[Data extracted from a collection]
***
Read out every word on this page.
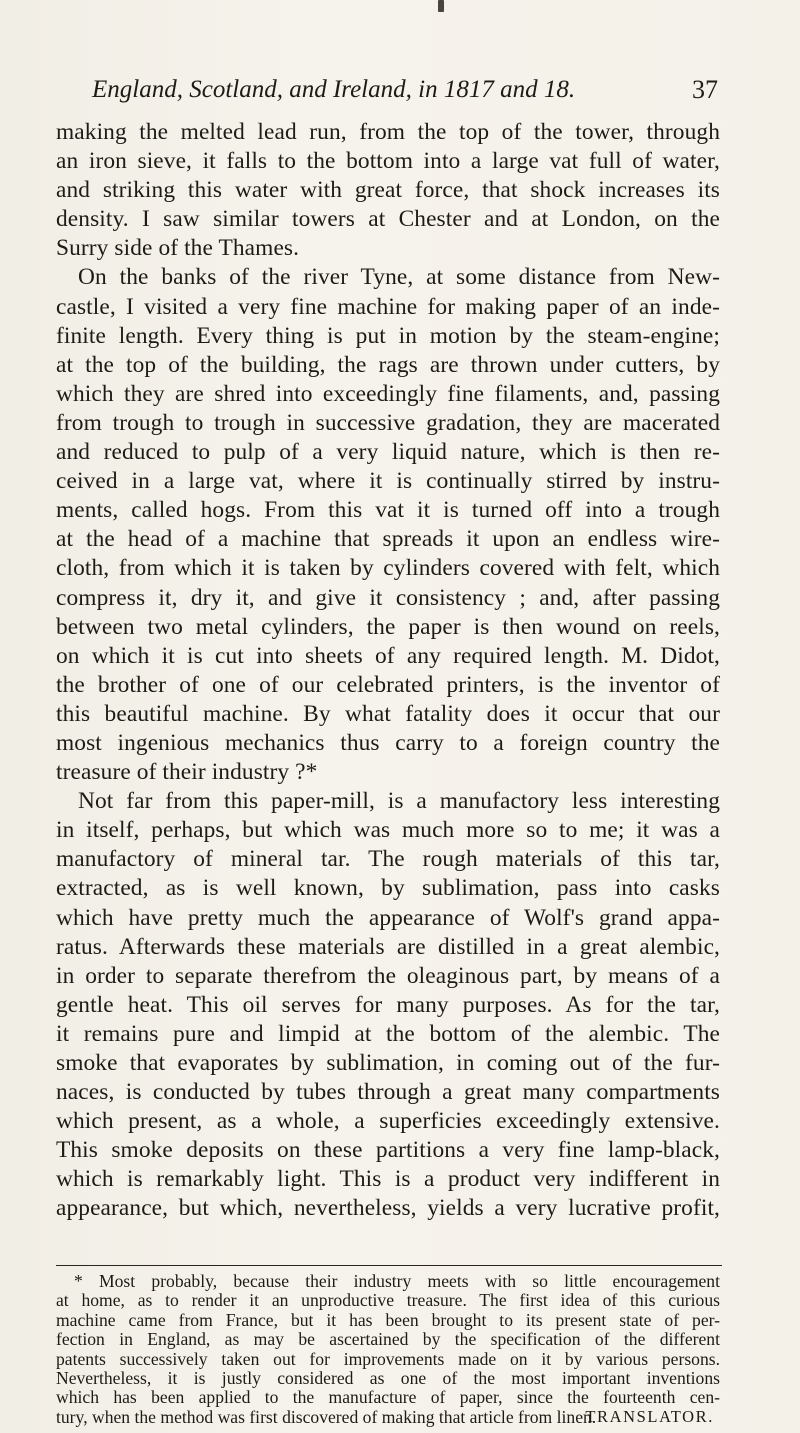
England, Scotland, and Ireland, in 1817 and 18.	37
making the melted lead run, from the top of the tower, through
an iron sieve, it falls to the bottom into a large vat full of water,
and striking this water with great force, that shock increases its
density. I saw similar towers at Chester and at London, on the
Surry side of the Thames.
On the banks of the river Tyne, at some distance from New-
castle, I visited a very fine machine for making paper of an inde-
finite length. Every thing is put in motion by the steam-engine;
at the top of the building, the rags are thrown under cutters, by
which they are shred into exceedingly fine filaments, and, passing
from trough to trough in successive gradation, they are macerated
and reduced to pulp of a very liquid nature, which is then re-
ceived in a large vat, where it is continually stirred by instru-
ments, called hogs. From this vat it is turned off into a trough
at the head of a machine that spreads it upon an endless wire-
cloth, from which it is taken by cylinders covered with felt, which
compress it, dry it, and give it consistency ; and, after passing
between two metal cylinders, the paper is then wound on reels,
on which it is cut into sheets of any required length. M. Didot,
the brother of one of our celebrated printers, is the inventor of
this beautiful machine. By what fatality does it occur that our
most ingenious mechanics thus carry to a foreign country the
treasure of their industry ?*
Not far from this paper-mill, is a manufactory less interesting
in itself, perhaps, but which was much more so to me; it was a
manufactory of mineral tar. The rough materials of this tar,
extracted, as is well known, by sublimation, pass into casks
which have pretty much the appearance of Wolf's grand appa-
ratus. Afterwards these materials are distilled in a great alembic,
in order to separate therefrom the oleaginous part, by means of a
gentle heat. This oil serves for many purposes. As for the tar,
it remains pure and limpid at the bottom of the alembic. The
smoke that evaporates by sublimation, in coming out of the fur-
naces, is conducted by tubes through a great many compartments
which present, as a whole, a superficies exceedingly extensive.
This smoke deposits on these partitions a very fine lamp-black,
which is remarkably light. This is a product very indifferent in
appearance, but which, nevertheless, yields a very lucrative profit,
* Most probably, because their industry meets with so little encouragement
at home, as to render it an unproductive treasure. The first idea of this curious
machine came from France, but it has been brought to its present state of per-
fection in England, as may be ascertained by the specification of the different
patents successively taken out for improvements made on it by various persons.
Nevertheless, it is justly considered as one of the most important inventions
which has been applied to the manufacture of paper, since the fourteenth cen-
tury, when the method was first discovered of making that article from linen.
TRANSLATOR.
***
### [TASK INSTRUCTIONS]
Pictures are excluded; output everything else in the data verbatim.

### [EXPECTED ANSWER]
Read out every word on this page.
England, Scotland, and Ireland, in 1817 and 18.	37
making the melted lead run, from the top of the tower, through
an iron sieve, it falls to the bottom into a large vat full of water,
and striking this water with great force, that shock increases its
density. I saw similar towers at Chester and at London, on the
Surry side of the Thames.
On the banks of the river Tyne, at some distance from New-
castle, I visited a very fine machine for making paper of an inde-
finite length. Every thing is put in motion by the steam-engine;
at the top of the building, the rags are thrown under cutters, by
which they are shred into exceedingly fine filaments, and, passing
from trough to trough in successive gradation, they are macerated
and reduced to pulp of a very liquid nature, which is then re-
ceived in a large vat, where it is continually stirred by instru-
ments, called hogs. From this vat it is turned off into a trough
at the head of a machine that spreads it upon an endless wire-
cloth, from which it is taken by cylinders covered with felt, which
compress it, dry it, and give it consistency ; and, after passing
between two metal cylinders, the paper is then wound on reels,
on which it is cut into sheets of any required length. M. Didot,
the brother of one of our celebrated printers, is the inventor of
this beautiful machine. By what fatality does it occur that our
most ingenious mechanics thus carry to a foreign country the
treasure of their industry ?*
Not far from this paper-mill, is a manufactory less interesting
in itself, perhaps, but which was much more so to me; it was a
manufactory of mineral tar. The rough materials of this tar,
extracted, as is well known, by sublimation, pass into casks
which have pretty much the appearance of Wolf's grand appa-
ratus. Afterwards these materials are distilled in a great alembic,
in order to separate therefrom the oleaginous part, by means of a
gentle heat. This oil serves for many purposes. As for the tar,
it remains pure and limpid at the bottom of the alembic. The
smoke that evaporates by sublimation, in coming out of the fur-
naces, is conducted by tubes through a great many compartments
which present, as a whole, a superficies exceedingly extensive.
This smoke deposits on these partitions a very fine lamp-black,
which is remarkably light. This is a product very indifferent in
appearance, but which, nevertheless, yields a very lucrative profit,
* Most probably, because their industry meets with so little encouragement
at home, as to render it an unproductive treasure. The first idea of this curious
machine came from France, but it has been brought to its present state of per-
fection in England, as may be ascertained by the specification of the different
patents successively taken out for improvements made on it by various persons.
Nevertheless, it is justly considered as one of the most important inventions
which has been applied to the manufacture of paper, since the fourteenth cen-
tury, when the method was first discovered of making that article from linen.
TRANSLATOR.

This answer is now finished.